* Given instruction
Copy each line of the entries beneath that contains the word "Union".

┌─ Excerpted data

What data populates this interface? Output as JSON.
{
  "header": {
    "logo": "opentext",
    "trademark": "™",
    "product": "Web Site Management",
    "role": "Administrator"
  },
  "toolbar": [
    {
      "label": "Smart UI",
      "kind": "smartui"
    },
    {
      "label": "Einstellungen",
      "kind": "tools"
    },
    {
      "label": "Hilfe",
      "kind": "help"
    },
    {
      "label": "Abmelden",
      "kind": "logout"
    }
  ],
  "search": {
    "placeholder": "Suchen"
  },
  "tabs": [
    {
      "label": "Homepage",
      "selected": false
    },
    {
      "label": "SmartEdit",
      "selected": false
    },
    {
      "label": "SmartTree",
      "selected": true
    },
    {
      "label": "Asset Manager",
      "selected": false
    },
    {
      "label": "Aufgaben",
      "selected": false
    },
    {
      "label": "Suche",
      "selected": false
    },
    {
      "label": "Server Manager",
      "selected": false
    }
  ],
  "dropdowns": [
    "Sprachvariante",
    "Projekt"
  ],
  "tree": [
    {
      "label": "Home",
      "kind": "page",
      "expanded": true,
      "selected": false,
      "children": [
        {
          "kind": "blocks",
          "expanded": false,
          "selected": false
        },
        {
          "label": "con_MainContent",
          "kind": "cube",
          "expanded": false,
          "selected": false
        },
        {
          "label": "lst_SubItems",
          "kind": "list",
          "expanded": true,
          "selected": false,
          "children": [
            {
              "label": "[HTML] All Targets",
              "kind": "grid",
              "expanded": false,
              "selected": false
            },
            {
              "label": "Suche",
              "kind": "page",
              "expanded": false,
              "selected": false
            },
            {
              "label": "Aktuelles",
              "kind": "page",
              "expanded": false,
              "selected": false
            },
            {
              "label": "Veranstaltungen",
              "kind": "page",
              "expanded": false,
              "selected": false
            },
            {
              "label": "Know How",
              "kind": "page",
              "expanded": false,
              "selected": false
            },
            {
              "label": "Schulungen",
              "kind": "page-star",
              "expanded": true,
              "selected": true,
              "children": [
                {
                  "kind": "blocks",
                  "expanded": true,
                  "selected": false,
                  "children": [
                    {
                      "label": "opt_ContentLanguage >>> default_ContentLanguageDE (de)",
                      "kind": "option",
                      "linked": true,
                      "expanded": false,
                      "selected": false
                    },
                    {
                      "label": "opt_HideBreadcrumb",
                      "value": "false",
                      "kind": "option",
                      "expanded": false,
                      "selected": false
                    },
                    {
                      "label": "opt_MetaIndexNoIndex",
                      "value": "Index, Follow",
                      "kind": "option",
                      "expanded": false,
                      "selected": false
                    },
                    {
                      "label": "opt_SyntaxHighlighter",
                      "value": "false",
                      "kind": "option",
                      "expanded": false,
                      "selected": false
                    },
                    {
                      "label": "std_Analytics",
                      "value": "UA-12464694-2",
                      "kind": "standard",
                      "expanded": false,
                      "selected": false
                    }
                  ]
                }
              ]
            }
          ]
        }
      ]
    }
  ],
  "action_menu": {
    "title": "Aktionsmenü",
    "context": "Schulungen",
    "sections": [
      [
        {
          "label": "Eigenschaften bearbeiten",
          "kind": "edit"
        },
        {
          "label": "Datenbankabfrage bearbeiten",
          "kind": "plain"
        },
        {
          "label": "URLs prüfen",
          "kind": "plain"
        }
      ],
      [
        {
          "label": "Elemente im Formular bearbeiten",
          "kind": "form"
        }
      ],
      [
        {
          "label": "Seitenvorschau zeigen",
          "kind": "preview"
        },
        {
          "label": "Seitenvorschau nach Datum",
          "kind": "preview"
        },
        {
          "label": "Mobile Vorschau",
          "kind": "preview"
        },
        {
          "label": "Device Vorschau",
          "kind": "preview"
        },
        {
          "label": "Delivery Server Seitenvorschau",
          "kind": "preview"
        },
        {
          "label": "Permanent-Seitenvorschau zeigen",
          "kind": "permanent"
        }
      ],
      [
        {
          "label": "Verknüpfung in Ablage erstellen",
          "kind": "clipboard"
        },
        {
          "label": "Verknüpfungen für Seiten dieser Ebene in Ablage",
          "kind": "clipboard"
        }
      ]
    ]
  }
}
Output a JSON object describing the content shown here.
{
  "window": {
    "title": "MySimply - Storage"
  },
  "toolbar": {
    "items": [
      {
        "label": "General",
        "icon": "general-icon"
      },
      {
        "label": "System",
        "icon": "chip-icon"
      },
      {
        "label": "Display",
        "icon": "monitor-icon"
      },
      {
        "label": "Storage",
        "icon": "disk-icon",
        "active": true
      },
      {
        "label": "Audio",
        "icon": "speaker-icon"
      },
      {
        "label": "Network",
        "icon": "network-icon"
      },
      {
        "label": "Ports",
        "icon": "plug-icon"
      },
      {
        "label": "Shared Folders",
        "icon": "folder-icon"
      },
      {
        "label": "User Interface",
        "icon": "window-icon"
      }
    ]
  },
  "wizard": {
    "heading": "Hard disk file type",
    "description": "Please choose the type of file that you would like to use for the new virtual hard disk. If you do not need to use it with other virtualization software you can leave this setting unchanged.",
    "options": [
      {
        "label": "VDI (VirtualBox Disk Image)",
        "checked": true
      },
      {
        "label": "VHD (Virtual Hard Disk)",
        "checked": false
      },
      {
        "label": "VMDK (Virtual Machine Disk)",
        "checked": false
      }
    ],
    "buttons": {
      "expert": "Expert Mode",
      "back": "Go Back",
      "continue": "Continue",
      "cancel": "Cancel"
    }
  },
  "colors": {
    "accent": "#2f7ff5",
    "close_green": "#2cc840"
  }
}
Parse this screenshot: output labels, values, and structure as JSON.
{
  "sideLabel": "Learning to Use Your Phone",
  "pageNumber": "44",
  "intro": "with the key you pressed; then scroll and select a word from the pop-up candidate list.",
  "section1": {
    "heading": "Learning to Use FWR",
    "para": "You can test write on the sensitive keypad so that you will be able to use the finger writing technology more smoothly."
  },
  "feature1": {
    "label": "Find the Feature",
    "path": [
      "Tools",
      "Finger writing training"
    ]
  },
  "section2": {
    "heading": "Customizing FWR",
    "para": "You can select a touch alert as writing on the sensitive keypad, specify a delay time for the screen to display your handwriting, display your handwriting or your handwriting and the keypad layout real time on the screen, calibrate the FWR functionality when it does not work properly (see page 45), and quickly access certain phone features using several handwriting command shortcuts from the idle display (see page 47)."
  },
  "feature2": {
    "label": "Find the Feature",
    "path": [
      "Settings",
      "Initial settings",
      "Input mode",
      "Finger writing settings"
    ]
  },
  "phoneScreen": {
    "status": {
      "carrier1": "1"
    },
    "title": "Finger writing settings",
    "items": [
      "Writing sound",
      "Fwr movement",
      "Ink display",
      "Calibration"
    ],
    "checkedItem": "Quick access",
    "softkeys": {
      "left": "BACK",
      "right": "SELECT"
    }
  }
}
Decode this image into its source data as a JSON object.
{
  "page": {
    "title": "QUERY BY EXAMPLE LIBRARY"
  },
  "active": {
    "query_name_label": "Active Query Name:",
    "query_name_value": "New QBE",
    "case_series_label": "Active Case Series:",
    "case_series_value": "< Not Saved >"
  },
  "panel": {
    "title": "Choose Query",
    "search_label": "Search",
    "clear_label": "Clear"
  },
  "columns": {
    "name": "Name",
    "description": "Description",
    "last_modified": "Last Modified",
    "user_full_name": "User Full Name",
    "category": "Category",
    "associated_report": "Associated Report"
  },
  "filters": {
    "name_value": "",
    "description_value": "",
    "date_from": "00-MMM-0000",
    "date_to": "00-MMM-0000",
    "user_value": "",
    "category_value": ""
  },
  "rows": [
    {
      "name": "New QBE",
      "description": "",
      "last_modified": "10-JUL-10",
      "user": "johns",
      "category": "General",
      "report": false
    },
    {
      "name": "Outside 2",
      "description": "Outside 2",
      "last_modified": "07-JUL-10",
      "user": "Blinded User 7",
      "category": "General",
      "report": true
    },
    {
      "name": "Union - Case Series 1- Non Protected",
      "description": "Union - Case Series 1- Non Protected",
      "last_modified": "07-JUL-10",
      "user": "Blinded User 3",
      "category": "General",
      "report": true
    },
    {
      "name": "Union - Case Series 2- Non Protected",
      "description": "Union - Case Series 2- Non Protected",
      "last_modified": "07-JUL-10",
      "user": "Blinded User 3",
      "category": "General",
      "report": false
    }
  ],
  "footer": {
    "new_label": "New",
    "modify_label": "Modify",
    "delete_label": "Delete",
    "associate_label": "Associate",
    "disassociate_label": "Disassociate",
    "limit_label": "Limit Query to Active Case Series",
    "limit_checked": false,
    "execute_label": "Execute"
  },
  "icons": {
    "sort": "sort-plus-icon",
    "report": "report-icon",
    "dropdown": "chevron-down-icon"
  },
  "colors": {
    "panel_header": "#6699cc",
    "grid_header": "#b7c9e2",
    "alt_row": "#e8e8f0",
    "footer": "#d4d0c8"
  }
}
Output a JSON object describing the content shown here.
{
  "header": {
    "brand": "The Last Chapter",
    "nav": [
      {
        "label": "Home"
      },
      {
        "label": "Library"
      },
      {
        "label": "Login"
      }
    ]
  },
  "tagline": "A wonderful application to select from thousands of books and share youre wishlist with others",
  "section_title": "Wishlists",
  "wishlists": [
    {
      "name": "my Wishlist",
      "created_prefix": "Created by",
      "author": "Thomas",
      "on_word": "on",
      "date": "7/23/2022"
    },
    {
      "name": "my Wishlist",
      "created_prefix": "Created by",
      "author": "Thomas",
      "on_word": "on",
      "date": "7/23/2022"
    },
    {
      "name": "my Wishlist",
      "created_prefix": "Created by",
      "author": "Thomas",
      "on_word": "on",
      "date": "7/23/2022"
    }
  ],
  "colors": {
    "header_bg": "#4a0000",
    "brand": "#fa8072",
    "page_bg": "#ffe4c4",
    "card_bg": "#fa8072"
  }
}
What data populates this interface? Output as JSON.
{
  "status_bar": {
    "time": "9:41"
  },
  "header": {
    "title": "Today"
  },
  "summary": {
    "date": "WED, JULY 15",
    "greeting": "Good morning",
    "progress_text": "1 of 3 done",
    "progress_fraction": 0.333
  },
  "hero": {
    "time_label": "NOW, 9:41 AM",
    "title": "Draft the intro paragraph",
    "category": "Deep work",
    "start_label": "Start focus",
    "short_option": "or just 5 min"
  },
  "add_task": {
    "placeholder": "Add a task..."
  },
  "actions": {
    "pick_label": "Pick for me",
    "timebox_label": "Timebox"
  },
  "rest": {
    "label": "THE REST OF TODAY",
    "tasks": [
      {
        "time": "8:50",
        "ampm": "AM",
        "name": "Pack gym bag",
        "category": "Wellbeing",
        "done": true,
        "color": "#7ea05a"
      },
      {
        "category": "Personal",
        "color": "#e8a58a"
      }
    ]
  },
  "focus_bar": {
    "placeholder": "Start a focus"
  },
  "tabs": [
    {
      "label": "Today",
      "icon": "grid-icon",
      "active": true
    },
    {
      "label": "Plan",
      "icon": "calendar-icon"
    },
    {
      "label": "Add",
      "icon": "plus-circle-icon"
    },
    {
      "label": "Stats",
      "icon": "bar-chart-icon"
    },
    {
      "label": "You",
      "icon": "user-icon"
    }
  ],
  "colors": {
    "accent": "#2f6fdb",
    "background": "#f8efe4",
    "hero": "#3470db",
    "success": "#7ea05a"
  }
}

└─

* The reply
      "name": "Union - Case Series 1- Non Protected",
      "description": "Union - Case Series 1- Non Protected",
      "name": "Union - Case Series 2- Non Protected",
      "description": "Union - Case Series 2- Non Protected",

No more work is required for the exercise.